* [WHAT THIS TASK INVOLVES] Count the rows of the records below that contain the word "line", and give only that number.

* [INPUT]
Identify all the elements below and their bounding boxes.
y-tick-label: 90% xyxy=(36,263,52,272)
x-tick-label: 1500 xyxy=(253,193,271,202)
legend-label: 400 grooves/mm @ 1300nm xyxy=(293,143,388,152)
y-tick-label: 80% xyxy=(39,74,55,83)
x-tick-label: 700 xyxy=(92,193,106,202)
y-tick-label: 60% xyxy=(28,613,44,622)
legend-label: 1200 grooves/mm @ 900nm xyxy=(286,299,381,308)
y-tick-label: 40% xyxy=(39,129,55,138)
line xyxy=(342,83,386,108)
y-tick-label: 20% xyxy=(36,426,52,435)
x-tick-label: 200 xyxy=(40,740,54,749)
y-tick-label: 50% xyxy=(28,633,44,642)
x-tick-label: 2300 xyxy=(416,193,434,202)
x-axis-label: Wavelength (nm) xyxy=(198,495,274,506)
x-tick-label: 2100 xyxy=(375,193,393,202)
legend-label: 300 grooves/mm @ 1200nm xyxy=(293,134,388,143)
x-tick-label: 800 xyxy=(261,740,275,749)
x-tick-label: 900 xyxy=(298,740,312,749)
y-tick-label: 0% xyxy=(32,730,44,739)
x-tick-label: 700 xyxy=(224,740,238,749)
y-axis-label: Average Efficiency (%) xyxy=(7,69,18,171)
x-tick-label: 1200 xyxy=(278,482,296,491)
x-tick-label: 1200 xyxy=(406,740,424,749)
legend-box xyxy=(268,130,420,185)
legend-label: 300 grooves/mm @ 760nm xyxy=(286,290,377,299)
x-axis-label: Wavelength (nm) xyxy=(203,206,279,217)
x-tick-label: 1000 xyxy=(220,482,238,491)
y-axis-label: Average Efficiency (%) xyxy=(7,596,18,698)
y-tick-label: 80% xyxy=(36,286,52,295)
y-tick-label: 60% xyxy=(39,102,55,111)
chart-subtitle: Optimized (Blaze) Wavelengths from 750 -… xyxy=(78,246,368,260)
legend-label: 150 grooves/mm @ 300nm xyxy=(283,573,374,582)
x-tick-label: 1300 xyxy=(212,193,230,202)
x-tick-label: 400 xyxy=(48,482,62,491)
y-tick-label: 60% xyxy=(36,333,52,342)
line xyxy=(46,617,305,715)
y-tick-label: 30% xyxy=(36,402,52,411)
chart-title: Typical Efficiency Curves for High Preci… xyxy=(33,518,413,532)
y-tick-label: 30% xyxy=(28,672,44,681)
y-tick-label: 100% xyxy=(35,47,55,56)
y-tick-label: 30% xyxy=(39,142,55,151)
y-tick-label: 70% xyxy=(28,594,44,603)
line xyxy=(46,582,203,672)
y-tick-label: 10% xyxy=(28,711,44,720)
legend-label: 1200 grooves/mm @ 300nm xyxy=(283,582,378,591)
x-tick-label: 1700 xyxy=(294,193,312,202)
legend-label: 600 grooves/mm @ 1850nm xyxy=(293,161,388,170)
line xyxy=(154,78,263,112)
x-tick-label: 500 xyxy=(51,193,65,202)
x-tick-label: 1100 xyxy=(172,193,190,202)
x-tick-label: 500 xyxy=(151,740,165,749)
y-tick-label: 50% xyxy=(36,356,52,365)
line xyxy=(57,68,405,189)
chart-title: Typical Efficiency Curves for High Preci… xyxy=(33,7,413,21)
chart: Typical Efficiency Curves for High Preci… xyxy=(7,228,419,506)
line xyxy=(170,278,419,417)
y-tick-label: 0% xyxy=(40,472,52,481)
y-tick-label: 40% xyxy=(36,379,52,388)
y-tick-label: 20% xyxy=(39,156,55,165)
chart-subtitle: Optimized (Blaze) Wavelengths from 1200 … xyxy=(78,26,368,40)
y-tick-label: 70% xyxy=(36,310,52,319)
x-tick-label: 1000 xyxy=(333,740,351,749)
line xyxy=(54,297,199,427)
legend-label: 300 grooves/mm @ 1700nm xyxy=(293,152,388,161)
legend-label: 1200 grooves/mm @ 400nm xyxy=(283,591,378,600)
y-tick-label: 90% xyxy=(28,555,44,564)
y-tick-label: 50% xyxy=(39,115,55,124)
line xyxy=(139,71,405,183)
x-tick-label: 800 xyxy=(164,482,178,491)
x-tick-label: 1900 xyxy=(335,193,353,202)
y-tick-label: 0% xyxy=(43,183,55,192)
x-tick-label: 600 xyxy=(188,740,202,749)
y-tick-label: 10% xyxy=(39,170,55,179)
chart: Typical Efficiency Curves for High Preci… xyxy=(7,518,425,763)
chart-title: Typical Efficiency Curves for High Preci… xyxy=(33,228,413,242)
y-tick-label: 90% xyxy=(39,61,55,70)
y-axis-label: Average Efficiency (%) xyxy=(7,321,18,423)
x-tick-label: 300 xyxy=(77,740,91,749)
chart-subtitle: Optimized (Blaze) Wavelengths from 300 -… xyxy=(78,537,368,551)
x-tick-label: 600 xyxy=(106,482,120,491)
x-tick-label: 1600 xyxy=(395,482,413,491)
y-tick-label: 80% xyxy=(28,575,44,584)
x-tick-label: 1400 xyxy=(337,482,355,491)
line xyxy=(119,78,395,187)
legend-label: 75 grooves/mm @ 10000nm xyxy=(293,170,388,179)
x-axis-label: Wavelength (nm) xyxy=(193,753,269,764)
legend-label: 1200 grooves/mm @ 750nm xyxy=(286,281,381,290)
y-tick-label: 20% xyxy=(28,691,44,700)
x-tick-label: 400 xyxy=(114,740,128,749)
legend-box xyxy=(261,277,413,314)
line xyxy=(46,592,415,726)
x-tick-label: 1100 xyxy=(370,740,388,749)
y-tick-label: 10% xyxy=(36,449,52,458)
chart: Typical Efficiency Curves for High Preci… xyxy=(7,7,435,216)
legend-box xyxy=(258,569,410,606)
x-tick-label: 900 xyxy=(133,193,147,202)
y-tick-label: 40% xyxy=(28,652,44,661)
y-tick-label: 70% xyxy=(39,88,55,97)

* [TASK RESPONSE] 10